**ACTIVITY:**
In the blog excerpt on designing deep neural networks, at what convolution kernel size did the researchers see the saturation point?

**QUOTED PASSAGE:**
==========

Convolution and transformer are two approaches to design a deep neural network. Recently, the transformer seems to be becoming dominant in developing AI techniques. I have been asking myself: is that true? What makes the transformer special? I do not know the answer and hope to figure it out sooner or later. What I like to deliver in this blog is all about my experience with developing deep neural networks during my Ph.D. study.
What’s the secret to designing a state-of-the-art artificial deep neural network?
- Learning Structure – You need to tell the network how to extract features from the input layer by layer. For example,
Hierarchical representation by starting from small-sized patches and gradually increasing the size through merging to achieve scale-invariance
By Sieun Park
- Block Design – Play with the internal representation. For example,
Achieves efficient, linear computational complexity by computing self-attention locally. (shifted window approach)
By Sieun Park
- Size of Convolution Kernel. For example,
The researchers observed that the benefit of larger convolution kernels and the saturation point is reached at 7 × 7
from A ConvNet for the 2020s
- Pay Attention to Temporal Learning – Play with the representation embedding timely. For example,
The position of the spatial depth-wise Conv layer is moved up.
A ConvNet for the 2020s
- Training with Fine Hyper-parameters: Optimizer, Learning Rate, Batch-size, Activation functions, and so on. No secrets, but try.
Final thoughts
Thinking about the followings:
- Pay attention to each of them: Input->Representation->Output
- Spatial and Temporal Learning
Keep them in mind whenever designing a deep neural network for any task.

==========

**GIVEN DATA:**
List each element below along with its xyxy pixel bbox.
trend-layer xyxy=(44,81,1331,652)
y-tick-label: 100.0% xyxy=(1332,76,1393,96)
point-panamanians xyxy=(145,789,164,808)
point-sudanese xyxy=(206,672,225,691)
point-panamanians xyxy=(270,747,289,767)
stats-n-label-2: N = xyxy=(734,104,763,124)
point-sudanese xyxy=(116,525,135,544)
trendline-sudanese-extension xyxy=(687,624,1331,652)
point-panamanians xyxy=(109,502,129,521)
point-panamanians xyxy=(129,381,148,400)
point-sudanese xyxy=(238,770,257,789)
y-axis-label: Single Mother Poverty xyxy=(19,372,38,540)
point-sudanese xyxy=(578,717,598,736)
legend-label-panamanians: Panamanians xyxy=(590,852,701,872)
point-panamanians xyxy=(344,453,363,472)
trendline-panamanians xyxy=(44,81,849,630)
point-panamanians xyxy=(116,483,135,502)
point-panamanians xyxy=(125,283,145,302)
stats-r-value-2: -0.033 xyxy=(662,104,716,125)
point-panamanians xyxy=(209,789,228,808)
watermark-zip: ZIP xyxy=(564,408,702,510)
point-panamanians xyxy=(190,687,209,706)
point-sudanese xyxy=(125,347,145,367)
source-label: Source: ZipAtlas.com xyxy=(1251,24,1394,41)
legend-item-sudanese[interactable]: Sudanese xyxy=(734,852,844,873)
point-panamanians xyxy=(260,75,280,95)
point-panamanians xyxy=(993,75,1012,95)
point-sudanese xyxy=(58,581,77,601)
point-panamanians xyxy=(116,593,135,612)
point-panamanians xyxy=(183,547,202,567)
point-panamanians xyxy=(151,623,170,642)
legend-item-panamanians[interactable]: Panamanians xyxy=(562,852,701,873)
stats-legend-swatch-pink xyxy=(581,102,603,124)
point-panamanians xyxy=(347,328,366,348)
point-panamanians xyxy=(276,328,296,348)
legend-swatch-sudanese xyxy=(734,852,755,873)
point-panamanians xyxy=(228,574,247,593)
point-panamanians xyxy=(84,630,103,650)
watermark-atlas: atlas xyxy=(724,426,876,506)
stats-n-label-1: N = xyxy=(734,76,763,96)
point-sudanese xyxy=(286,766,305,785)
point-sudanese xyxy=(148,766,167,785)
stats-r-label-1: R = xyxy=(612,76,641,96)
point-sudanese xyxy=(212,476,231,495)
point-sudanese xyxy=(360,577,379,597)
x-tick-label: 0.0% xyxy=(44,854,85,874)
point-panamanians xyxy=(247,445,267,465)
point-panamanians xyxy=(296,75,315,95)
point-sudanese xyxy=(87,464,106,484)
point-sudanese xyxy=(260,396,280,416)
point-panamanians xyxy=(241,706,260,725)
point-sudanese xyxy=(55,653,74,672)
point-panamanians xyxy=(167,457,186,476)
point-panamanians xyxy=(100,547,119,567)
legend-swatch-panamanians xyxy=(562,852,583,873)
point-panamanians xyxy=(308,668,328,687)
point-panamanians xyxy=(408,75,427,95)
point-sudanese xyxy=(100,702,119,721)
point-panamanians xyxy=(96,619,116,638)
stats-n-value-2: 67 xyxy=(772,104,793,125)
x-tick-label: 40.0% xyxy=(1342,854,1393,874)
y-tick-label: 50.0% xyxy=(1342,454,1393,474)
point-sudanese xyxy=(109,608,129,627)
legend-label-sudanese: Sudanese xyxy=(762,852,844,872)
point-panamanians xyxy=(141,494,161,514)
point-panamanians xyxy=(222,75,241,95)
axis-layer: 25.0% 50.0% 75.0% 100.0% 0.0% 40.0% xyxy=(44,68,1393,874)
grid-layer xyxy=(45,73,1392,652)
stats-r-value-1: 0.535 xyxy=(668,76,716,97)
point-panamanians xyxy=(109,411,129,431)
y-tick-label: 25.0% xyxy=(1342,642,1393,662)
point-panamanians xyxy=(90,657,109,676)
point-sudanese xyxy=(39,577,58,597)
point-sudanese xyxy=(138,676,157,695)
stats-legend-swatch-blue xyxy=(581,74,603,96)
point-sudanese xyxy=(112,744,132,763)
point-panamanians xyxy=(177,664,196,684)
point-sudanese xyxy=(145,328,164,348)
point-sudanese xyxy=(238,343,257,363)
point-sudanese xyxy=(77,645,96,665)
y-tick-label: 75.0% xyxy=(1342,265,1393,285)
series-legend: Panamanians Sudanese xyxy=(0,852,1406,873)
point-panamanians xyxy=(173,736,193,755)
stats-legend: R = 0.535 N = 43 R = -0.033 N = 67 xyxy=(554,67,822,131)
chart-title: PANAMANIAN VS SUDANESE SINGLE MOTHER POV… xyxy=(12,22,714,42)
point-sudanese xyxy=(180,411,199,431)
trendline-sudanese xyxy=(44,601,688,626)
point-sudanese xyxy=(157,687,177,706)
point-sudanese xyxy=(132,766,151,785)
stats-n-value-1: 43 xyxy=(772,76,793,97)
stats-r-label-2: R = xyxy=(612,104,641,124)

==========

**EXERCISE OUTPUT:**
7 × 7